→ **GOAL OF THE EXERCISE**:
Send each entry back exactly as given, pictures excluded.

(Stored dataset items)
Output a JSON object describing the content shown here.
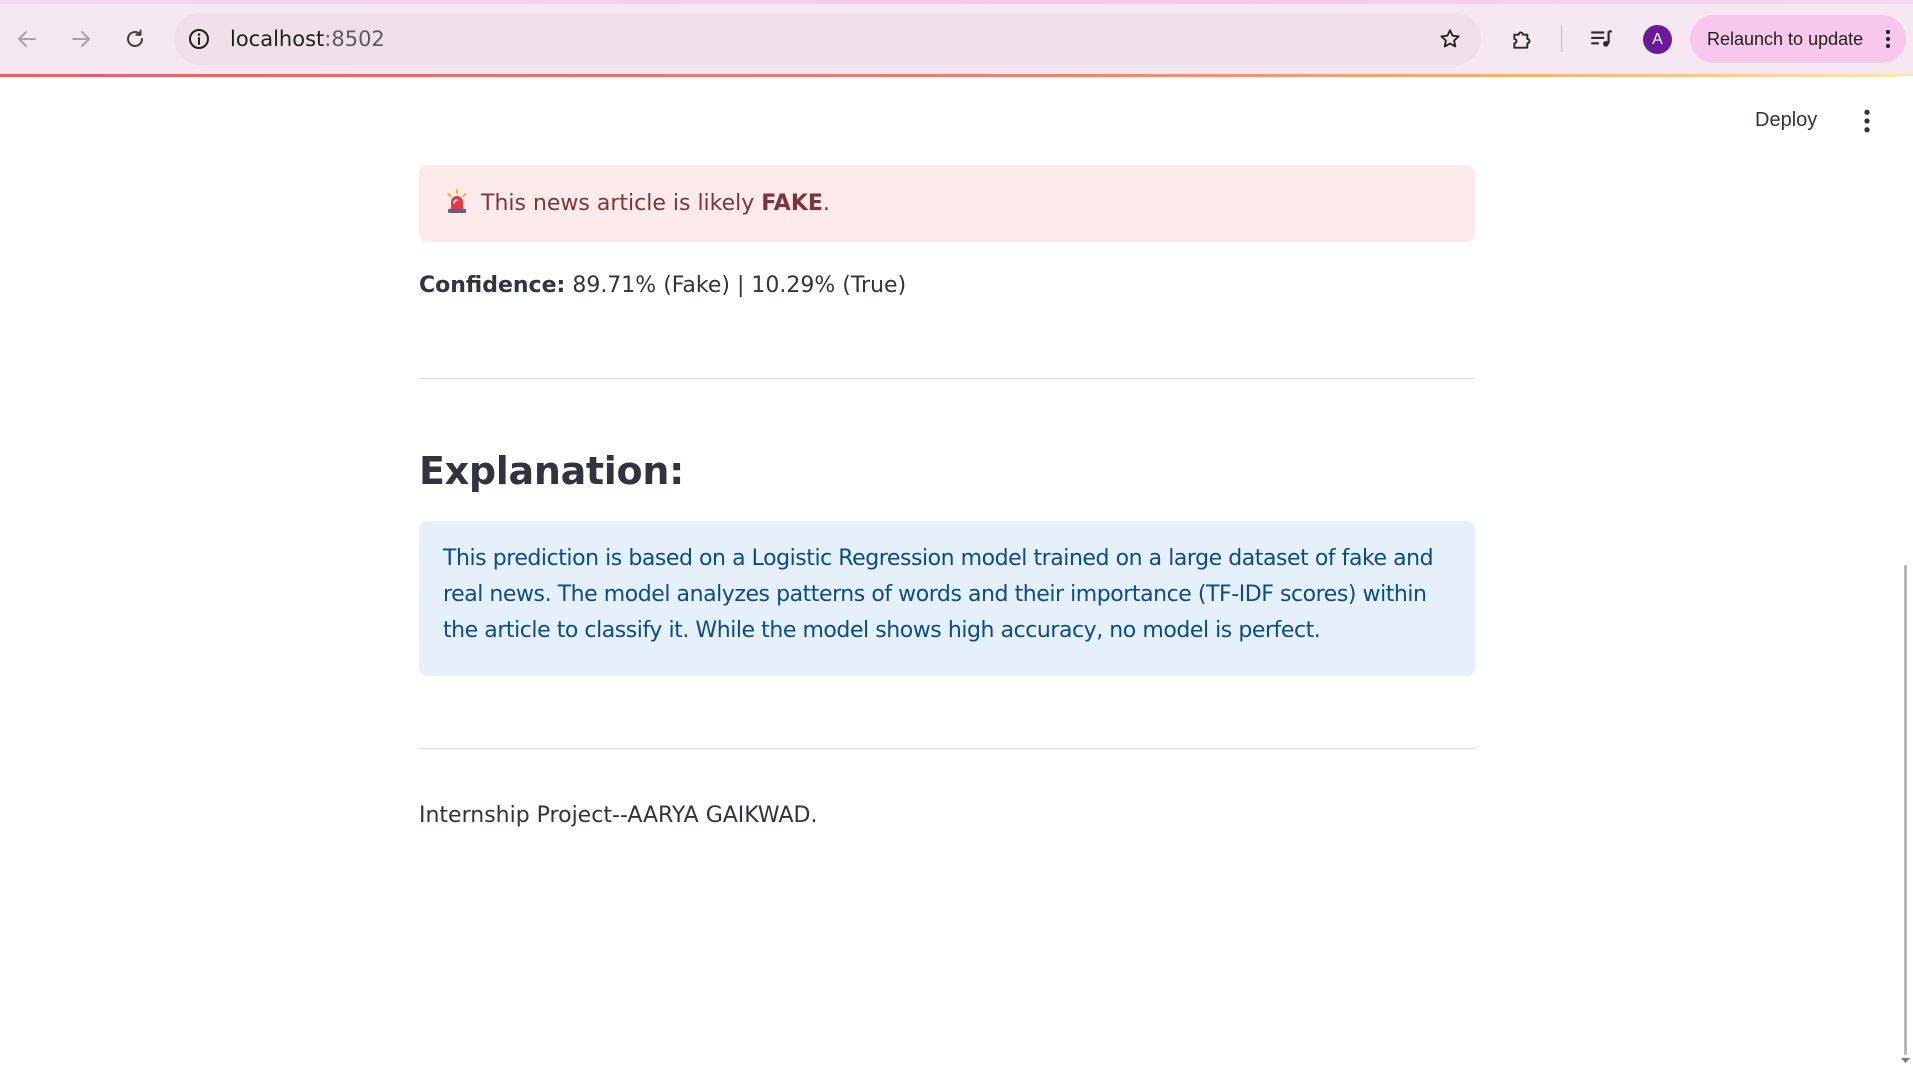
{
  "browser": {
    "url_host": "localhost",
    "url_port": ":8502",
    "relaunch_label": "Relaunch to update",
    "avatar_initial": "A",
    "icons": {
      "back": "arrow-left-icon",
      "forward": "arrow-right-icon",
      "reload": "reload-icon",
      "site_info": "info-icon",
      "bookmark": "star-icon",
      "extensions": "puzzle-icon",
      "media": "media-queue-icon",
      "menu": "vertical-dots-icon"
    }
  },
  "app_header": {
    "deploy_label": "Deploy",
    "menu_icon": "vertical-dots-icon"
  },
  "result": {
    "alert_icon": "siren-icon",
    "alert_prefix": "This news article is likely ",
    "alert_verdict": "FAKE",
    "alert_suffix": ".",
    "confidence_label": "Confidence:",
    "confidence_value": " 89.71% (Fake) | 10.29% (True)"
  },
  "explanation": {
    "heading": "Explanation:",
    "text": "This prediction is based on a Logistic Regression model trained on a large dataset of fake and real news. The model analyzes patterns of words and their importance (TF-IDF scores) within the article to classify it. While the model shows high accuracy, no model is perfect."
  },
  "footer": {
    "text": "Internship Project--AARYA GAIKWAD."
  },
  "colors": {
    "alert_bg": "#fdebec",
    "alert_text": "#7d353b",
    "info_bg": "#e6f0fb",
    "info_text": "#0c4a88",
    "body_text": "#31333f",
    "relaunch_bg": "#f7c8ec",
    "avatar_bg": "#6a1b9a"
  }
}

→ **REPLY**:
Output a JSON object describing the content shown here.
{
  "browser": {
    "url_host": "localhost",
    "url_port": ":8502",
    "relaunch_label": "Relaunch to update",
    "avatar_initial": "A",
    "icons": {
      "back": "arrow-left-icon",
      "forward": "arrow-right-icon",
      "reload": "reload-icon",
      "site_info": "info-icon",
      "bookmark": "star-icon",
      "extensions": "puzzle-icon",
      "media": "media-queue-icon",
      "menu": "vertical-dots-icon"
    }
  },
  "app_header": {
    "deploy_label": "Deploy",
    "menu_icon": "vertical-dots-icon"
  },
  "result": {
    "alert_icon": "siren-icon",
    "alert_prefix": "This news article is likely ",
    "alert_verdict": "FAKE",
    "alert_suffix": ".",
    "confidence_label": "Confidence:",
    "confidence_value": " 89.71% (Fake) | 10.29% (True)"
  },
  "explanation": {
    "heading": "Explanation:",
    "text": "This prediction is based on a Logistic Regression model trained on a large dataset of fake and real news. The model analyzes patterns of words and their importance (TF-IDF scores) within the article to classify it. While the model shows high accuracy, no model is perfect."
  },
  "footer": {
    "text": "Internship Project--AARYA GAIKWAD."
  },
  "colors": {
    "alert_bg": "#fdebec",
    "alert_text": "#7d353b",
    "info_bg": "#e6f0fb",
    "info_text": "#0c4a88",
    "body_text": "#31333f",
    "relaunch_bg": "#f7c8ec",
    "avatar_bg": "#6a1b9a"
  }
}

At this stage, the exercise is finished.